*** Raw data ***
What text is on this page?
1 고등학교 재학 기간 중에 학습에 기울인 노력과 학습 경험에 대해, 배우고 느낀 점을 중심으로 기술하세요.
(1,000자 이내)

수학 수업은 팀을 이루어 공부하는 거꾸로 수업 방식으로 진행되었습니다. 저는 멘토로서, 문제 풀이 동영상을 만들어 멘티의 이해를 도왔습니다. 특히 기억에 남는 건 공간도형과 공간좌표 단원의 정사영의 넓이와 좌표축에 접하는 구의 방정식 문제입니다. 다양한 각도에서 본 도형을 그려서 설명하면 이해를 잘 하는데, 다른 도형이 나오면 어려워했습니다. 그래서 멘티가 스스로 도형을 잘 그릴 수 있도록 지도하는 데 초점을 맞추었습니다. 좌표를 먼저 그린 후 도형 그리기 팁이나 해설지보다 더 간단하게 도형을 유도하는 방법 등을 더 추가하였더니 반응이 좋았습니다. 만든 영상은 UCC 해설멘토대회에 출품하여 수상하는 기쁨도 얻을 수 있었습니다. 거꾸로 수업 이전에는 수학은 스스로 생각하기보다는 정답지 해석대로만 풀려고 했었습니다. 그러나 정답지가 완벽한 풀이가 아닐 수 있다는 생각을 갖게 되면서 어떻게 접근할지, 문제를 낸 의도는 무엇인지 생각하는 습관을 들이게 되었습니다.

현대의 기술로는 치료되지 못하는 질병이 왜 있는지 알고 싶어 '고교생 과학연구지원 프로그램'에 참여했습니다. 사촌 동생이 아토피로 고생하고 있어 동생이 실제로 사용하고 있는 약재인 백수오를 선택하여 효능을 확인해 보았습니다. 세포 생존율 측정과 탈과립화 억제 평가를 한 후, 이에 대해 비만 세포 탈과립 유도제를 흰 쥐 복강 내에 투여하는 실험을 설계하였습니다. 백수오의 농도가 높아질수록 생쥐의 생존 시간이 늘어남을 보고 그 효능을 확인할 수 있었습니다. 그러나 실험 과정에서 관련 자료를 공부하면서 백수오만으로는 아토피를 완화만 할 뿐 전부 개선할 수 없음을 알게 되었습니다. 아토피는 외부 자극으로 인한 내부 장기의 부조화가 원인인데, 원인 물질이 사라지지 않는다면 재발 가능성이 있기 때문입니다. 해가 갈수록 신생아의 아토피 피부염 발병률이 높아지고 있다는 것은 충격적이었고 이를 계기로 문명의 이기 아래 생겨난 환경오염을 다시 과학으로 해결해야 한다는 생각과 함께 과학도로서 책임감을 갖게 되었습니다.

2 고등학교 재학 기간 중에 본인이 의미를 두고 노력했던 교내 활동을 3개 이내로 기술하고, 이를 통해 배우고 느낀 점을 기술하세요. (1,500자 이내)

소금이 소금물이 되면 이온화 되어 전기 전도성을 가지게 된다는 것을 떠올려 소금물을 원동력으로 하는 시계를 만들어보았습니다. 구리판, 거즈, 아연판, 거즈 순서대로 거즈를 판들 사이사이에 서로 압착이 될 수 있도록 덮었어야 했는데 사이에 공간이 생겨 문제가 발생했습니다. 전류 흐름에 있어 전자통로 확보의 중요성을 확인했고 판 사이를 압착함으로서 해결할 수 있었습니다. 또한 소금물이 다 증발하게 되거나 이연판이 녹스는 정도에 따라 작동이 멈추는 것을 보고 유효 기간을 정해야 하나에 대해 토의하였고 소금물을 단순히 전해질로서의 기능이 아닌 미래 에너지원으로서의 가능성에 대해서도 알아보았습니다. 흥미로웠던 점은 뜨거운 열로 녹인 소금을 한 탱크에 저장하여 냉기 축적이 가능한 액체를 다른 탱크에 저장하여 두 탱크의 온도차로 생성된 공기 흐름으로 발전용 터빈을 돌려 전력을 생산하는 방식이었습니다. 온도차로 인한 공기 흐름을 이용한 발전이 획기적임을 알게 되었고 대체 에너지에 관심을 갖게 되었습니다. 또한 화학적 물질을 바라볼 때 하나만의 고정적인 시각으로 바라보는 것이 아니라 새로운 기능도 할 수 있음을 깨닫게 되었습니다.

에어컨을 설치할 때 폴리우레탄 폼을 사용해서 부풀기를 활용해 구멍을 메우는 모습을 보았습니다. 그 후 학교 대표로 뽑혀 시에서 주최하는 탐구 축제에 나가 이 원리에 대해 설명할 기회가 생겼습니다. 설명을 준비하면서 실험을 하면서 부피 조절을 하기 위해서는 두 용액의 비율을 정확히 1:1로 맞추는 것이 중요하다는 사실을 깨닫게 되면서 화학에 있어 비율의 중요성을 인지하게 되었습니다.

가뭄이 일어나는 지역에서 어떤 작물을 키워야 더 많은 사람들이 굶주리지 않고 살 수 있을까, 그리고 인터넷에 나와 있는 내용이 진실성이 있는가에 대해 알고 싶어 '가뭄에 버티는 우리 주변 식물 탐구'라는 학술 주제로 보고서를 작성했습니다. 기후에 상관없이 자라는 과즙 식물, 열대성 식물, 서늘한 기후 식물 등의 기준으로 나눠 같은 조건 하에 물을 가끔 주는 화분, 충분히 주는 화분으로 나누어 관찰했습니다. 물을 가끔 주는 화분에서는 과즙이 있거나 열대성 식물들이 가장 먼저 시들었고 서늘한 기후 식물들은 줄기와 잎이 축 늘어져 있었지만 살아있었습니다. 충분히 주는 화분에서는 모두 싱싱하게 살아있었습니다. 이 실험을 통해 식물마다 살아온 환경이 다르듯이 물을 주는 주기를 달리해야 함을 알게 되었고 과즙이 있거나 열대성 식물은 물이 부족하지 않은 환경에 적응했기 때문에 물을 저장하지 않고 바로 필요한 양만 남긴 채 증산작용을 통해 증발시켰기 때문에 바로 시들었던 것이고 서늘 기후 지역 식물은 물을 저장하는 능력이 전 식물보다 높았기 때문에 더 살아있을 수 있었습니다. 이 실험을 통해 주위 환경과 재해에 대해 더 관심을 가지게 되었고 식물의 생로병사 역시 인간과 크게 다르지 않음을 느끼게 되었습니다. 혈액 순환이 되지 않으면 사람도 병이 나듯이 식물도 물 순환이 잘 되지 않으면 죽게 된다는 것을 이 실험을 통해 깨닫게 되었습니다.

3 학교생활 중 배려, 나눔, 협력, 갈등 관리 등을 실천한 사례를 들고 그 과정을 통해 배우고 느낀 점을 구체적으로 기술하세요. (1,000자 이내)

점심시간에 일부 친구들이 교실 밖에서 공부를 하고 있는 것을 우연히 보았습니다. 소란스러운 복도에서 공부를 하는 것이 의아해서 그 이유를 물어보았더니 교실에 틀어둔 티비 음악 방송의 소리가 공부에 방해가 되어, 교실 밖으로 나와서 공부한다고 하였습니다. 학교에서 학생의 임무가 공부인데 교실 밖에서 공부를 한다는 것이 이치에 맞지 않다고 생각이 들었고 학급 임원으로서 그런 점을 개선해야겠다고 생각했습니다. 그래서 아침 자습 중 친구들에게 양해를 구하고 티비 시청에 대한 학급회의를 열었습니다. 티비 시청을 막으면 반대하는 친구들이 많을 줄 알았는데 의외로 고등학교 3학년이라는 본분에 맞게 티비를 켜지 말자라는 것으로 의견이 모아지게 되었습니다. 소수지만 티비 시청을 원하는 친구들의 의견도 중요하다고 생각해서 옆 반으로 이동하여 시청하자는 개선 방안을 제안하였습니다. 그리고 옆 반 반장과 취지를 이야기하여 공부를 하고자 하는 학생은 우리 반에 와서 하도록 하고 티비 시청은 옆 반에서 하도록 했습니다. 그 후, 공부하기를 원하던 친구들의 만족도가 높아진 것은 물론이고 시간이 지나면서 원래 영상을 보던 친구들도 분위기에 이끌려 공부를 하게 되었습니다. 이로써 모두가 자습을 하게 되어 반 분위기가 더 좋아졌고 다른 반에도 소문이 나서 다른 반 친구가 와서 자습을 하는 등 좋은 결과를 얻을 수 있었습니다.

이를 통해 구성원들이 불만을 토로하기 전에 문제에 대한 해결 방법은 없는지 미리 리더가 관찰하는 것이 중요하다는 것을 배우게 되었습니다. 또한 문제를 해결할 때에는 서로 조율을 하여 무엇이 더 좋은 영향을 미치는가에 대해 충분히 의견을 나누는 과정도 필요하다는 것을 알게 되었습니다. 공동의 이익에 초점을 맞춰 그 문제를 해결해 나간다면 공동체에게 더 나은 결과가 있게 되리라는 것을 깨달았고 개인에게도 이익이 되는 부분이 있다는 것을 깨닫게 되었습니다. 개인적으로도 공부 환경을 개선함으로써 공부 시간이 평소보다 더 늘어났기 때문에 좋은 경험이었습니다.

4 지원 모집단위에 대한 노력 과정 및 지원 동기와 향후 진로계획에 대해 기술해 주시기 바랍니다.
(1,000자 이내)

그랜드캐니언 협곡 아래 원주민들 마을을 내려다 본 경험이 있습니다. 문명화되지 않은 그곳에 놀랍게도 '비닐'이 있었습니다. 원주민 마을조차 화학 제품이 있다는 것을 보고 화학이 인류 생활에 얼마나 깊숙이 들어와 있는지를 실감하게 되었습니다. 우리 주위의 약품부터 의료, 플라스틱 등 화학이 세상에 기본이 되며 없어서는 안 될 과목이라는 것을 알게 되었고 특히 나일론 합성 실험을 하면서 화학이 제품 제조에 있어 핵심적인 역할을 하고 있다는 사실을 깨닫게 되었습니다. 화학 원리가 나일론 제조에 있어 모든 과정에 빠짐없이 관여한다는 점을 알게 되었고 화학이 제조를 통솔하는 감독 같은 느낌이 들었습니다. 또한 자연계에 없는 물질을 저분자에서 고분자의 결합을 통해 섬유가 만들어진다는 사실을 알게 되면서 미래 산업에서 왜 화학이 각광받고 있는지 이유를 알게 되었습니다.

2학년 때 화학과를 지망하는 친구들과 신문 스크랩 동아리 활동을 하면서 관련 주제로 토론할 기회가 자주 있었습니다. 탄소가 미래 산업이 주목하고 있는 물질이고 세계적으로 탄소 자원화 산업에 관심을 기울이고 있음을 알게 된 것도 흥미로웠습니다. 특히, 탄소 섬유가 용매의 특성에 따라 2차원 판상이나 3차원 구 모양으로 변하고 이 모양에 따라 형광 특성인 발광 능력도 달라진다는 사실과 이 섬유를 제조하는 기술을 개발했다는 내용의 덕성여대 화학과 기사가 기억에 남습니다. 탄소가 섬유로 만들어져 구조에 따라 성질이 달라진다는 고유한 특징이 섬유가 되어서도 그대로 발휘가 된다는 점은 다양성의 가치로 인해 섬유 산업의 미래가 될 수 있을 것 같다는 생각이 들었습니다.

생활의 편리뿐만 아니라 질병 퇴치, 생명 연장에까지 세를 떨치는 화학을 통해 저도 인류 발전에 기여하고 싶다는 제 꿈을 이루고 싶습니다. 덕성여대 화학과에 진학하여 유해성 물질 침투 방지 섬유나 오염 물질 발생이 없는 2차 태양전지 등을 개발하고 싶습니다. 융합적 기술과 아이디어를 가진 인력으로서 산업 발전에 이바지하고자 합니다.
***
Instructions for the task: Show all lines from the data above in which the word "기술하세요" appears.

Answer to this problem:
1 고등학교 재학 기간 중에 학습에 기울인 노력과 학습 경험에 대해, 배우고 느낀 점을 중심으로 기술하세요.
2 고등학교 재학 기간 중에 본인이 의미를 두고 노력했던 교내 활동을 3개 이내로 기술하고, 이를 통해 배우고 느낀 점을 기술하세요. (1,500자 이내)
3 학교생활 중 배려, 나눔, 협력, 갈등 관리 등을 실천한 사례를 들고 그 과정을 통해 배우고 느낀 점을 구체적으로 기술하세요. (1,000자 이내)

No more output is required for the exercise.